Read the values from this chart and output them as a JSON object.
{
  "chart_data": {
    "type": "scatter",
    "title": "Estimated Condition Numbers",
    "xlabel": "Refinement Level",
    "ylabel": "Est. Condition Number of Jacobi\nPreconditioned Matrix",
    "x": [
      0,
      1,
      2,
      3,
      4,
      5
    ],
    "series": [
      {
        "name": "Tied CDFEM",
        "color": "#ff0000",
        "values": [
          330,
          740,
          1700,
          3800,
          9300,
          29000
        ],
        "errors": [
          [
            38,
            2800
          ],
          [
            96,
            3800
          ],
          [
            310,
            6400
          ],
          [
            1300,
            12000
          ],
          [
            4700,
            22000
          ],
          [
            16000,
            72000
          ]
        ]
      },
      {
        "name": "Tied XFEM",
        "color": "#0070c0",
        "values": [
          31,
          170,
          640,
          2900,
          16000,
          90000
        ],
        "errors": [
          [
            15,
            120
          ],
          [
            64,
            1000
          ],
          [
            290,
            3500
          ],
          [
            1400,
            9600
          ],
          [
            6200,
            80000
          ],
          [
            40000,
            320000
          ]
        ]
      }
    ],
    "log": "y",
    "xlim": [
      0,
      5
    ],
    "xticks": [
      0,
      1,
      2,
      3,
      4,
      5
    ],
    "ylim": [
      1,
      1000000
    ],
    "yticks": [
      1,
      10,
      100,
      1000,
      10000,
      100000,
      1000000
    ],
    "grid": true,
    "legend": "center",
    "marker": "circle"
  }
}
=====
◆ EXERCISE AIM ◆
Return from the data every line that holds "Condition".

◆ EXERCISE ANSWER ◆
    "title": "Estimated Condition Numbers",
    "ylabel": "Est. Condition Number of Jacobi\nPreconditioned Matrix",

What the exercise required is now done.